_Material_:
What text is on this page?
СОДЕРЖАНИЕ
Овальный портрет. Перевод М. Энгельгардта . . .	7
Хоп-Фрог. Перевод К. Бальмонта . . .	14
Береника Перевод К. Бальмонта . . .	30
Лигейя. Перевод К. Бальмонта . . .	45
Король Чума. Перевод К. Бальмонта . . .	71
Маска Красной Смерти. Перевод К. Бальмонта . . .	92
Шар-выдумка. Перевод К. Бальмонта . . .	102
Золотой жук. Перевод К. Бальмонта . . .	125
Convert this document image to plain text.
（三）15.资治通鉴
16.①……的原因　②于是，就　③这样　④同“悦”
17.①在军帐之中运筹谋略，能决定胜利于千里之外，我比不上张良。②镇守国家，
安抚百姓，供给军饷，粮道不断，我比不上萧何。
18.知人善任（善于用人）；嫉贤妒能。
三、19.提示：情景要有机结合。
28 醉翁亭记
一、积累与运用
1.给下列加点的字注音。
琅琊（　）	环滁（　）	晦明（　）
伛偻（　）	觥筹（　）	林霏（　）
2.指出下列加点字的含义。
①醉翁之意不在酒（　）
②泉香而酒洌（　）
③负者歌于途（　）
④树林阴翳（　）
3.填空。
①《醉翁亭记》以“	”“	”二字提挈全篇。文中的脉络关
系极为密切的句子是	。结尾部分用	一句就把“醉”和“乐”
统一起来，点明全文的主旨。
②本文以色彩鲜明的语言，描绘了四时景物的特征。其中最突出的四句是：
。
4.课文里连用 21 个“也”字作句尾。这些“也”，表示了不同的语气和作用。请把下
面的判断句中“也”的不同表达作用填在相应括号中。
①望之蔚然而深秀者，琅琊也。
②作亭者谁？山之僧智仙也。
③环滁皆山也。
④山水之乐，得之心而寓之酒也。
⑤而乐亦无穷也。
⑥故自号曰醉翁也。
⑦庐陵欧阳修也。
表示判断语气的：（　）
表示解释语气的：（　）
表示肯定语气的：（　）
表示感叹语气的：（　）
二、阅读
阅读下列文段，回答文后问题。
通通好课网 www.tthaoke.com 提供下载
* * *
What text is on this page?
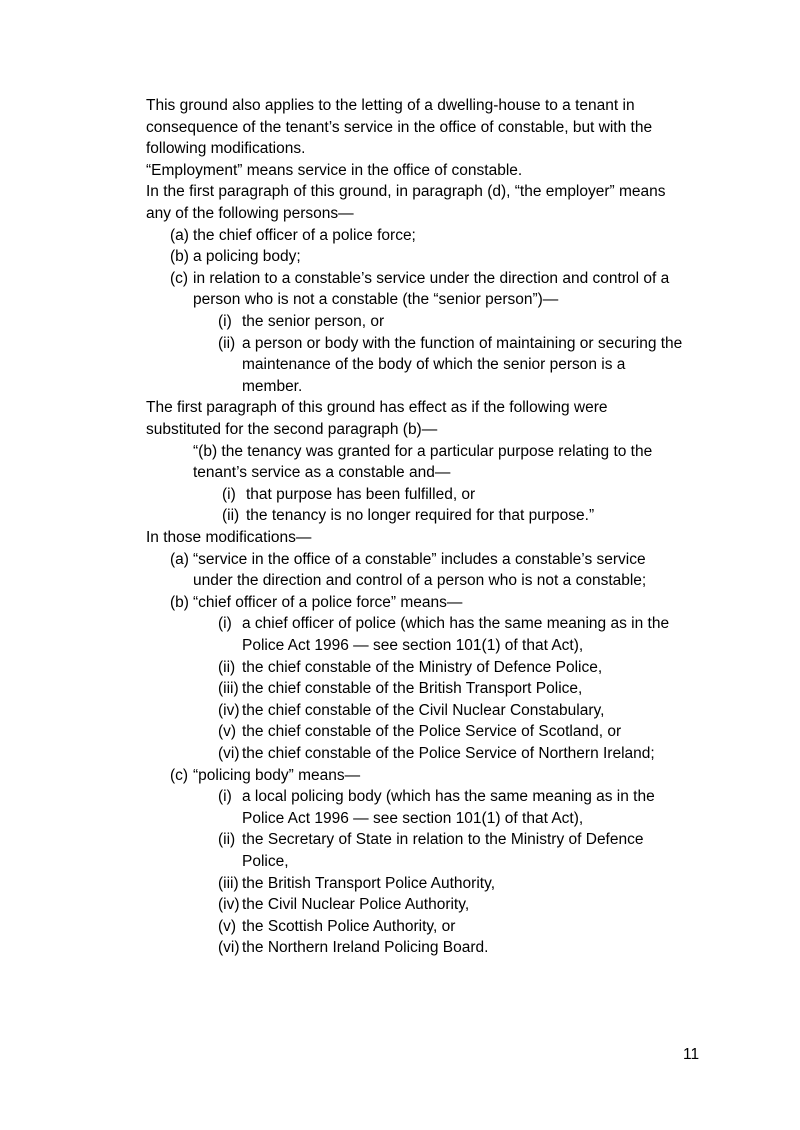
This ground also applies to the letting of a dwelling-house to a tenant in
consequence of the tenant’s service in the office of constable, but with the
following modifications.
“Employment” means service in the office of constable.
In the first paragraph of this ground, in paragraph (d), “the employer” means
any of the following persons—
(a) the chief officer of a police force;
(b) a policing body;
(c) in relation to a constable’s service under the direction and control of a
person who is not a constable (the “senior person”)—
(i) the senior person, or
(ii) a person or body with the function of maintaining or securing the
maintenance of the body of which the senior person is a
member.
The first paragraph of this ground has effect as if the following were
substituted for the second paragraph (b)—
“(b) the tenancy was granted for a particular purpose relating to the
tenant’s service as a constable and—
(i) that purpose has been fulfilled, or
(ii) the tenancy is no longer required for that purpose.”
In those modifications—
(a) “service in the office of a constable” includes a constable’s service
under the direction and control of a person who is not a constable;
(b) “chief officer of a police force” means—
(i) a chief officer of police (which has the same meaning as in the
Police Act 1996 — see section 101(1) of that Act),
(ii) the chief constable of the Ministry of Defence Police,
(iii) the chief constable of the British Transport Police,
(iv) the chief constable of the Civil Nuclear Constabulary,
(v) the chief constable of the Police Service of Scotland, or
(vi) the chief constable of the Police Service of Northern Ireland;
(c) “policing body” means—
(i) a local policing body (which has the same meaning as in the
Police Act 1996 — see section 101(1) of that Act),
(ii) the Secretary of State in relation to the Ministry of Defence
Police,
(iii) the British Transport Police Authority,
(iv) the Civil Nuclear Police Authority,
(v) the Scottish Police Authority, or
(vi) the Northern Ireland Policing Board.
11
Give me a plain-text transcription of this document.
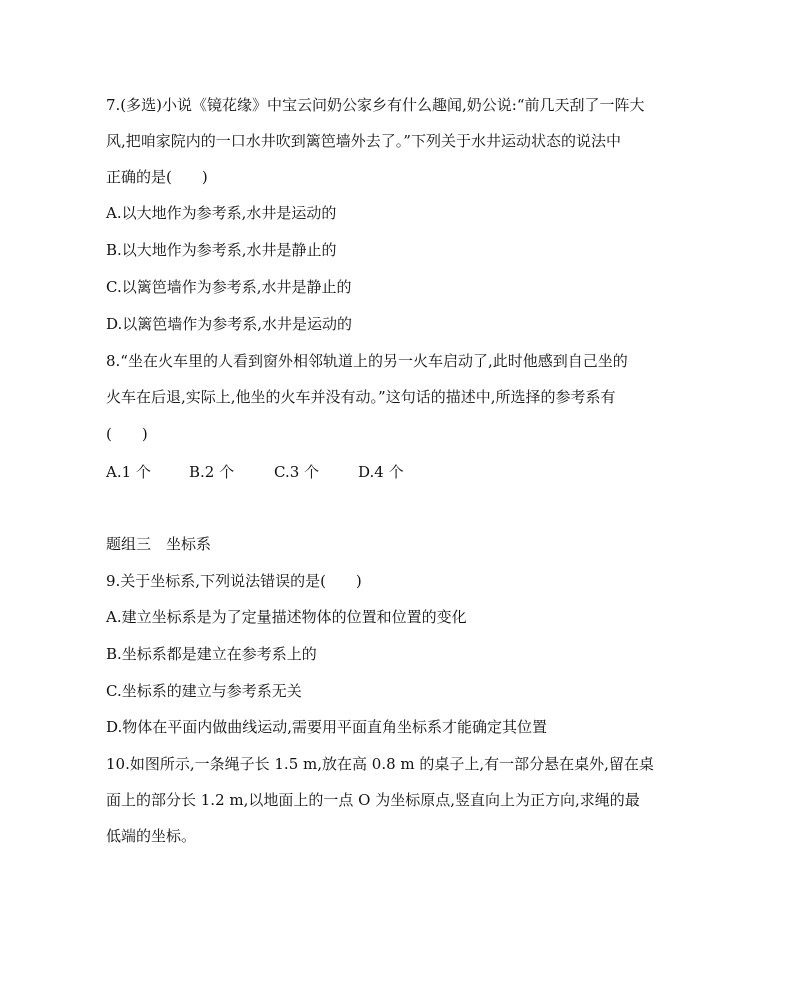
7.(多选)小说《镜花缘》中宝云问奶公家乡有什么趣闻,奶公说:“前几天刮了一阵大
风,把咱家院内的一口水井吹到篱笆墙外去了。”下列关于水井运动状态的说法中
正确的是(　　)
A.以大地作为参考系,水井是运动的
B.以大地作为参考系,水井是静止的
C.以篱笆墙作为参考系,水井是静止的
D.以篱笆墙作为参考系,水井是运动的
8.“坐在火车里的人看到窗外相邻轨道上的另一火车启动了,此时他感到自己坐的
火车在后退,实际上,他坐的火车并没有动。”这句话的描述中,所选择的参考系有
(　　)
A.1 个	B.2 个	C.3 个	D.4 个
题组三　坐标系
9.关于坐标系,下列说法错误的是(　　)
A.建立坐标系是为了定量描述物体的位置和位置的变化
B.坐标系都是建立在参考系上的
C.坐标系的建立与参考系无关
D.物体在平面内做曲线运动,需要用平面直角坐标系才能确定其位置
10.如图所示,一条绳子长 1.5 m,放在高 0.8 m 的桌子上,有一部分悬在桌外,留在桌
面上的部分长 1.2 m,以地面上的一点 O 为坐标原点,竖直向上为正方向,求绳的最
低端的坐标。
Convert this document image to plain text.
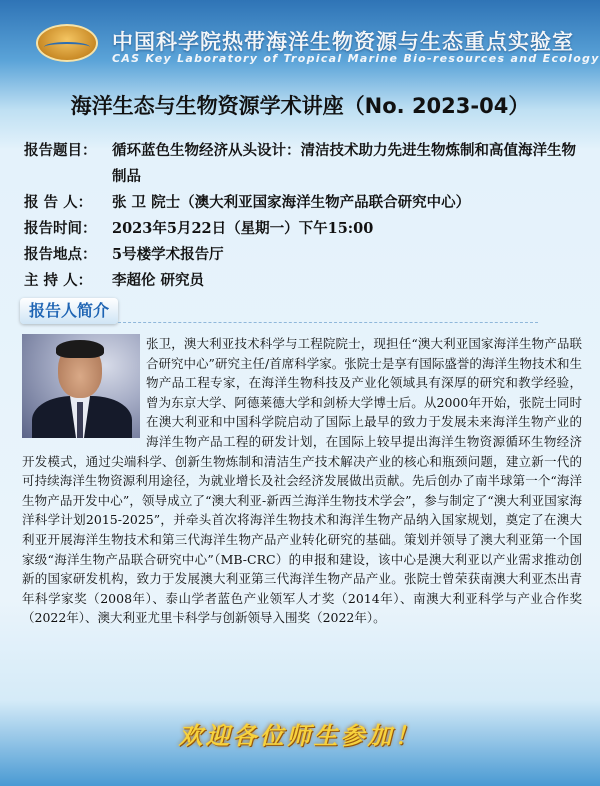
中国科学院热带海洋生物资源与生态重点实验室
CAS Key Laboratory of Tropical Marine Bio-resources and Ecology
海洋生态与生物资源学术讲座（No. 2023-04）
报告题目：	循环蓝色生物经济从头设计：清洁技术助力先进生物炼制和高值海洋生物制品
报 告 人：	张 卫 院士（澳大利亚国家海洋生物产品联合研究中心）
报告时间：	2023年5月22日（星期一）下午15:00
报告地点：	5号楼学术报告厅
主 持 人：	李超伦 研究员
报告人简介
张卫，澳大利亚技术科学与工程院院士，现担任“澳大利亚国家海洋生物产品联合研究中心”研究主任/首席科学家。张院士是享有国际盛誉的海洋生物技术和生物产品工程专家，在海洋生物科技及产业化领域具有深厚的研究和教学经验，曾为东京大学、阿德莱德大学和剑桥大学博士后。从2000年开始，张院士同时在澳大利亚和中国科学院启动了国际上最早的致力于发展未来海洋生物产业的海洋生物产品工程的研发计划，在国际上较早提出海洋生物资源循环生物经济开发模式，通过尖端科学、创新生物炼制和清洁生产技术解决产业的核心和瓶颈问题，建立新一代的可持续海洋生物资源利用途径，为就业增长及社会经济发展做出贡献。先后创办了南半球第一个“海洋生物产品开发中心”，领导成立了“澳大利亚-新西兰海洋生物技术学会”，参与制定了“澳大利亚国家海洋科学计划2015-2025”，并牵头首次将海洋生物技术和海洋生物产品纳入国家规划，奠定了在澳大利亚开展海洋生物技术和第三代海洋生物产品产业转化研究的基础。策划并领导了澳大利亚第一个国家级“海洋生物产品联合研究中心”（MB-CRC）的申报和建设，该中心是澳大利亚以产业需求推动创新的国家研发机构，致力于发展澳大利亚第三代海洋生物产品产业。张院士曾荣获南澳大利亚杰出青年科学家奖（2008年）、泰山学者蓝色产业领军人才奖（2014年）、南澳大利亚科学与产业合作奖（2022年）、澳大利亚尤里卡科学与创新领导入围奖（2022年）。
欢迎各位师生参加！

_Given problem_:
Make a list of all lines in the data that contain "ground".

_Result of this exercise_:
This ground also applies to the letting of a dwelling-house to a tenant in
In the first paragraph of this ground, in paragraph (d), “the employer” means
The first paragraph of this ground has effect as if the following were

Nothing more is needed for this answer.